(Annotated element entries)
┏━━

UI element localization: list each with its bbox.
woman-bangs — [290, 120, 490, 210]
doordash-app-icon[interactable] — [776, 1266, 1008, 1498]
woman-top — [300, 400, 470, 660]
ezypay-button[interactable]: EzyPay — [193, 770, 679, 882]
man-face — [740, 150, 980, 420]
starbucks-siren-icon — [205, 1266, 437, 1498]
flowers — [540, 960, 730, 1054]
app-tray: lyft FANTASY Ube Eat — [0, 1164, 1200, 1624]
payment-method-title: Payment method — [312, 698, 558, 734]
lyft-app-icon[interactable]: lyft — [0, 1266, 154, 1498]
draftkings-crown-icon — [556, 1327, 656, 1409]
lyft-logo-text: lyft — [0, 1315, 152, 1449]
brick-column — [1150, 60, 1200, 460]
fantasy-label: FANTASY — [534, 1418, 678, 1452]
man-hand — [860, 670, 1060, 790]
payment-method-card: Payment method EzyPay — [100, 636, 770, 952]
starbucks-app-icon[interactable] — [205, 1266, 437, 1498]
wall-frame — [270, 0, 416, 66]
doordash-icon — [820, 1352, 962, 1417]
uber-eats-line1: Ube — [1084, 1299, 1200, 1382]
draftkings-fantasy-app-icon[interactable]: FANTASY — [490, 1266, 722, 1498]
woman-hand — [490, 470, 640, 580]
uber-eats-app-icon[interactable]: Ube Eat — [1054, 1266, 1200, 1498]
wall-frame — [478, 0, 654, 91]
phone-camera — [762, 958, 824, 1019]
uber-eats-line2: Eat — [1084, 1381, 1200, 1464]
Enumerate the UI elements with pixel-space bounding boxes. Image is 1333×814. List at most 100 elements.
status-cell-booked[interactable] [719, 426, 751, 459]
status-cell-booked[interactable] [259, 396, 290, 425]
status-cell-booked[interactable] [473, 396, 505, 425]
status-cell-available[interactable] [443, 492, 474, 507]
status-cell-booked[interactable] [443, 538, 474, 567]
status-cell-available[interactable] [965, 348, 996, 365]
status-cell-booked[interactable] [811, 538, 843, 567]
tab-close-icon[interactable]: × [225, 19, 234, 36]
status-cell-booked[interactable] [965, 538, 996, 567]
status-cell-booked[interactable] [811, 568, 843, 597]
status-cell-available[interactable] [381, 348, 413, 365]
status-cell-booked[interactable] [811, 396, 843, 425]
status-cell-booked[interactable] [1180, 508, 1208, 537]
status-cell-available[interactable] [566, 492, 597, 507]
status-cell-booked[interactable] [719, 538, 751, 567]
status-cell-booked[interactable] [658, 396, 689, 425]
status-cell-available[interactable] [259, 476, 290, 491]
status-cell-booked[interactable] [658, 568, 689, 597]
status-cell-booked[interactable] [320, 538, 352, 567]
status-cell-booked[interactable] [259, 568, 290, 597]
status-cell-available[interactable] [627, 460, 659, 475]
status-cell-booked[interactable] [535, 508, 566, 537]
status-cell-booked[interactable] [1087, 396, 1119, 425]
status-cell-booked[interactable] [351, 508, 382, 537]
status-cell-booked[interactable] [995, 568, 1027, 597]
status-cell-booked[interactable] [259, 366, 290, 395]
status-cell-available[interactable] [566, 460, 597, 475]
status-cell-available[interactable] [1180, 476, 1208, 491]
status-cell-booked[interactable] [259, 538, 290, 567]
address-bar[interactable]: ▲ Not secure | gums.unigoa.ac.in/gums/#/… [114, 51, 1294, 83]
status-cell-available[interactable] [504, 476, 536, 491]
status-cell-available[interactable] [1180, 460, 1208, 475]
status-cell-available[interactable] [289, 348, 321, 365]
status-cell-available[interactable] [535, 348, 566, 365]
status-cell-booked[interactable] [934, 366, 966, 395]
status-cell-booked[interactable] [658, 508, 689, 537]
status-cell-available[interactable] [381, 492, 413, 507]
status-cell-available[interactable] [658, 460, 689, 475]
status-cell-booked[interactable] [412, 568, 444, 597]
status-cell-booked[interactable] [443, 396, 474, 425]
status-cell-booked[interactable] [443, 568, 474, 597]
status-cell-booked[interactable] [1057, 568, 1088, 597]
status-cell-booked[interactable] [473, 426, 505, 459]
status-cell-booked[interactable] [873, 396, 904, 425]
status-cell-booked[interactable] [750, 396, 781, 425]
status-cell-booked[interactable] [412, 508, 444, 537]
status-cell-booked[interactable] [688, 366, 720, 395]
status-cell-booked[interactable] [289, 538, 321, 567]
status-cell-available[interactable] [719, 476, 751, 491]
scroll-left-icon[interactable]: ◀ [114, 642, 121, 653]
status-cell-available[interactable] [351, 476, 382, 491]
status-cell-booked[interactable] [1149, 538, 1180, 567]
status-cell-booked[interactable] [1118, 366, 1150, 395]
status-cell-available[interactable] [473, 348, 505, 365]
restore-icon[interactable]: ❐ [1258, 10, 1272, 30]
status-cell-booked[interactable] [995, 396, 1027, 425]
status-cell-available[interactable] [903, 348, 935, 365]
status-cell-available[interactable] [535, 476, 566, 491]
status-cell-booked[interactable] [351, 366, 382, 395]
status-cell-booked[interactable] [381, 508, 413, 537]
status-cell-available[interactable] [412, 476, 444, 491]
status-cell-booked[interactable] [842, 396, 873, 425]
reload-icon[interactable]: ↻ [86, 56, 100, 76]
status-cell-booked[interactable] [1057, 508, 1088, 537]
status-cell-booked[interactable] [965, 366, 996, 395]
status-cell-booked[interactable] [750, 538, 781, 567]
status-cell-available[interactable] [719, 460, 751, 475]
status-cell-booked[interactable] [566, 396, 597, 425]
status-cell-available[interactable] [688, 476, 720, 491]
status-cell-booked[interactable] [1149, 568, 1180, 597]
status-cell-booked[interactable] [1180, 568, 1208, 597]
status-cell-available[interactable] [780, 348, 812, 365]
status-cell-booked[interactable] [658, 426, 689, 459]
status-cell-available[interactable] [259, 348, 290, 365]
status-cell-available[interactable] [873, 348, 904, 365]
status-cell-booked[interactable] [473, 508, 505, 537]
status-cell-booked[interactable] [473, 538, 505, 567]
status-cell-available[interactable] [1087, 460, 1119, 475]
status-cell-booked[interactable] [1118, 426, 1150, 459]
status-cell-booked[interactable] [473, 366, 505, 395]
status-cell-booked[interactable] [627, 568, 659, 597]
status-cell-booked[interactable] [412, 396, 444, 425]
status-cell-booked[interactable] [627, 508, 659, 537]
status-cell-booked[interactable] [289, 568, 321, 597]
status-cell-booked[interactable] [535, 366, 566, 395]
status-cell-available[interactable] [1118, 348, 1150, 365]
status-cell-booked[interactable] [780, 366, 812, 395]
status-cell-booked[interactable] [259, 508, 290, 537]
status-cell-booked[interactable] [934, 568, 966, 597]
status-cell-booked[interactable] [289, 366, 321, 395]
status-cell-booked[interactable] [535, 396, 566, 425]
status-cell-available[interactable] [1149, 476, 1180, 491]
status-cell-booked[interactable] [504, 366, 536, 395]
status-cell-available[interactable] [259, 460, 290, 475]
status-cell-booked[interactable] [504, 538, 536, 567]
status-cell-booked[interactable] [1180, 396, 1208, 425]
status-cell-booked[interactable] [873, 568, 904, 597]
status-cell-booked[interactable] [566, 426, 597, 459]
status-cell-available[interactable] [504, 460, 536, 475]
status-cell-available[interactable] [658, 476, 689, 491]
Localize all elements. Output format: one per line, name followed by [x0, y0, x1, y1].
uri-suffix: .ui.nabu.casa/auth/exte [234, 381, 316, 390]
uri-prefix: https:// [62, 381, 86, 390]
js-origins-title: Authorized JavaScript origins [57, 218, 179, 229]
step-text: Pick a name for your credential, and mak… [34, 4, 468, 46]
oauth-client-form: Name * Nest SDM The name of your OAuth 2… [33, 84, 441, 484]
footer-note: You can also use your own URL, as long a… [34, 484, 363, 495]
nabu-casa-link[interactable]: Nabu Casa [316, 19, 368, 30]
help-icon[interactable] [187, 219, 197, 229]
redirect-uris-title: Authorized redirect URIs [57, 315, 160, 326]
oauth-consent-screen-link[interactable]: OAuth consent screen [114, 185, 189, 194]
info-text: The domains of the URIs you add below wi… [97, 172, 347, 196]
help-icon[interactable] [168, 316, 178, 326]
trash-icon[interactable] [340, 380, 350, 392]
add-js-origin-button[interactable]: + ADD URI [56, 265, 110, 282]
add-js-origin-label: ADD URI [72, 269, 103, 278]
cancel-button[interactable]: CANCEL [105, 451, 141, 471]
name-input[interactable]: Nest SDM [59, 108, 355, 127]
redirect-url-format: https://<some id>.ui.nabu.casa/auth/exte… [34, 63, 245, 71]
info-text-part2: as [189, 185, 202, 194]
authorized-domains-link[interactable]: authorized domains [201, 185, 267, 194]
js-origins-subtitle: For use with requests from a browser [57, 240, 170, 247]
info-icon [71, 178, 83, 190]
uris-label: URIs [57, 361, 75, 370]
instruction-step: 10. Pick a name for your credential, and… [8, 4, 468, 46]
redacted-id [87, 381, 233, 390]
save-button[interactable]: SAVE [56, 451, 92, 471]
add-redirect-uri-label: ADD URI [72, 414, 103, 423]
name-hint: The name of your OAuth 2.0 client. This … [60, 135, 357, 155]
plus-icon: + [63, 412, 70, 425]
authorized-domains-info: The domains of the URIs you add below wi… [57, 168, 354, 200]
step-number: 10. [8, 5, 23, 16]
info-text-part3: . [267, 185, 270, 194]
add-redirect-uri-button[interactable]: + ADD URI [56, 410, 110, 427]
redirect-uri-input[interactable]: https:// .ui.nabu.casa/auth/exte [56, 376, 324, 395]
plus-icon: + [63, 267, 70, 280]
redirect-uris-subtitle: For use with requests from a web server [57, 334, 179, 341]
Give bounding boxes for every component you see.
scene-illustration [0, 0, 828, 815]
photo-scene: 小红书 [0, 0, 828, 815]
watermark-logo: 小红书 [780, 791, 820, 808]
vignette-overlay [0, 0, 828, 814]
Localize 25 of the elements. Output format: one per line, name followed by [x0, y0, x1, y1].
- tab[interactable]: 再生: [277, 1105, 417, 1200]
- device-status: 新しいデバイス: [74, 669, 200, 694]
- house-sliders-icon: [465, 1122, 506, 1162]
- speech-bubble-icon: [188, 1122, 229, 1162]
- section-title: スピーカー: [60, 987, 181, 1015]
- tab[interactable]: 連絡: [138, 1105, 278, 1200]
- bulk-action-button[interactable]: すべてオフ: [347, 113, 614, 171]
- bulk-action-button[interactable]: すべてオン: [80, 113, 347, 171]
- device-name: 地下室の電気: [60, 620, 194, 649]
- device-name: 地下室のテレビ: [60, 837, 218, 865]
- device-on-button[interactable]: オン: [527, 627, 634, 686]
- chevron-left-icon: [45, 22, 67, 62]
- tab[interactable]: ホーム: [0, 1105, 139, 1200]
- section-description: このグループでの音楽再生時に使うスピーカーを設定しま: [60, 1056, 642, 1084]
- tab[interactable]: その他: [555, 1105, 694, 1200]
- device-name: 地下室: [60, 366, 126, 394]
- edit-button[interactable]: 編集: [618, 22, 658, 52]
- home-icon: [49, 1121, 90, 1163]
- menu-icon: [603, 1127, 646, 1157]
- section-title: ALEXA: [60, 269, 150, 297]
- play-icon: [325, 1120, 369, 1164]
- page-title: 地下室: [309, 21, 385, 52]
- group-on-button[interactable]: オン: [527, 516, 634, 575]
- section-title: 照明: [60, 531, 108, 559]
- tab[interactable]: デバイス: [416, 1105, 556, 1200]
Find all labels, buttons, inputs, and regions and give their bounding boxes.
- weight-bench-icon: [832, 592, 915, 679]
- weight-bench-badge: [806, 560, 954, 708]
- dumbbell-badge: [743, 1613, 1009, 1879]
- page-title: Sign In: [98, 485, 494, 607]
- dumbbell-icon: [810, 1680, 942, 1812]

┗━━

Repeat the records from the start through the line containing "status-cell-booked[interactable] [965, 538, 996, 567]", including that line.

** Response below **
UI element localization: list each with its bbox.
woman-bangs — [290, 120, 490, 210]
doordash-app-icon[interactable] — [776, 1266, 1008, 1498]
woman-top — [300, 400, 470, 660]
ezypay-button[interactable]: EzyPay — [193, 770, 679, 882]
man-face — [740, 150, 980, 420]
starbucks-siren-icon — [205, 1266, 437, 1498]
flowers — [540, 960, 730, 1054]
app-tray: lyft FANTASY Ube Eat — [0, 1164, 1200, 1624]
payment-method-title: Payment method — [312, 698, 558, 734]
lyft-app-icon[interactable]: lyft — [0, 1266, 154, 1498]
draftkings-crown-icon — [556, 1327, 656, 1409]
lyft-logo-text: lyft — [0, 1315, 152, 1449]
brick-column — [1150, 60, 1200, 460]
fantasy-label: FANTASY — [534, 1418, 678, 1452]
man-hand — [860, 670, 1060, 790]
payment-method-card: Payment method EzyPay — [100, 636, 770, 952]
starbucks-app-icon[interactable] — [205, 1266, 437, 1498]
wall-frame — [270, 0, 416, 66]
doordash-icon — [820, 1352, 962, 1417]
uber-eats-line1: Ube — [1084, 1299, 1200, 1382]
draftkings-fantasy-app-icon[interactable]: FANTASY — [490, 1266, 722, 1498]
woman-hand — [490, 470, 640, 580]
uber-eats-app-icon[interactable]: Ube Eat — [1054, 1266, 1200, 1498]
wall-frame — [478, 0, 654, 91]
phone-camera — [762, 958, 824, 1019]
uber-eats-line2: Eat — [1084, 1381, 1200, 1464]
Enumerate the UI elements with pixel-space bounding boxes. Image is 1333×814. List at most 100 elements.
status-cell-booked[interactable] [719, 426, 751, 459]
status-cell-booked[interactable] [259, 396, 290, 425]
status-cell-booked[interactable] [473, 396, 505, 425]
status-cell-available[interactable] [443, 492, 474, 507]
status-cell-booked[interactable] [443, 538, 474, 567]
status-cell-available[interactable] [965, 348, 996, 365]
status-cell-booked[interactable] [811, 538, 843, 567]
tab-close-icon[interactable]: × [225, 19, 234, 36]
status-cell-booked[interactable] [965, 538, 996, 567]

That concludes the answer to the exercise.